Task statement -> Transcribe all of the material below word for word and leave out its pictures.

[start Supplied data]

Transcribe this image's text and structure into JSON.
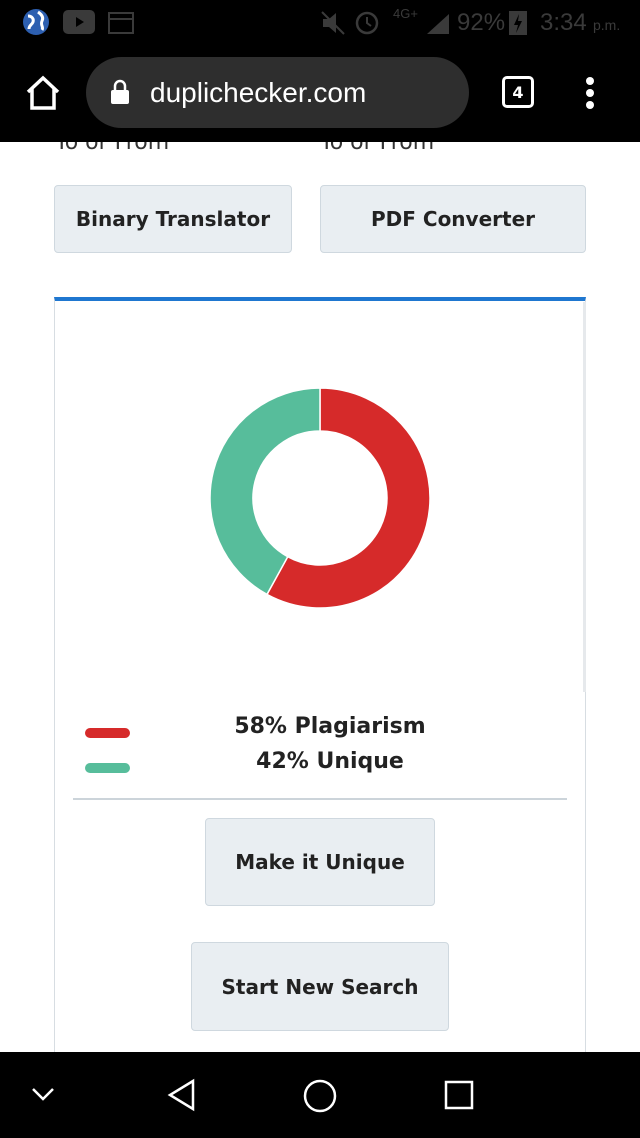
{
  "status_bar": {
    "battery": "92%",
    "time": "3:34",
    "ampm": "p.m.",
    "network": "4G+"
  },
  "browser": {
    "url": "duplichecker.com",
    "tab_count": "4"
  },
  "tools": {
    "clipped_left": "To or From",
    "clipped_right": "To or From",
    "binary_translator": "Binary Translator",
    "pdf_converter": "PDF Converter"
  },
  "chart_data": {
    "type": "pie",
    "donut": true,
    "series": [
      {
        "name": "58% Plagiarism",
        "value": 58,
        "color": "#d62a2a"
      },
      {
        "name": "42% Unique",
        "value": 42,
        "color": "#57bd9b"
      }
    ]
  },
  "result": {
    "plagiarism_label": "58% Plagiarism",
    "unique_label": "42% Unique",
    "make_unique": "Make it Unique",
    "new_search": "Start New Search"
  },
  "colors": {
    "accent": "#1f77d0",
    "plagiarism": "#d62a2a",
    "unique": "#57bd9b"
  }
}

[end Supplied data]

Answer to this task ->
Transcribe this image's text and structure into JSON.
{
  "status_bar": {
    "battery": "92%",
    "time": "3:34",
    "ampm": "p.m.",
    "network": "4G+"
  },
  "browser": {
    "url": "duplichecker.com",
    "tab_count": "4"
  },
  "tools": {
    "clipped_left": "To or From",
    "clipped_right": "To or From",
    "binary_translator": "Binary Translator",
    "pdf_converter": "PDF Converter"
  },
  "chart_data": {
    "type": "pie",
    "donut": true,
    "series": [
      {
        "name": "58% Plagiarism",
        "value": 58,
        "color": "#d62a2a"
      },
      {
        "name": "42% Unique",
        "value": 42,
        "color": "#57bd9b"
      }
    ]
  },
  "result": {
    "plagiarism_label": "58% Plagiarism",
    "unique_label": "42% Unique",
    "make_unique": "Make it Unique",
    "new_search": "Start New Search"
  },
  "colors": {
    "accent": "#1f77d0",
    "plagiarism": "#d62a2a",
    "unique": "#57bd9b"
  }
}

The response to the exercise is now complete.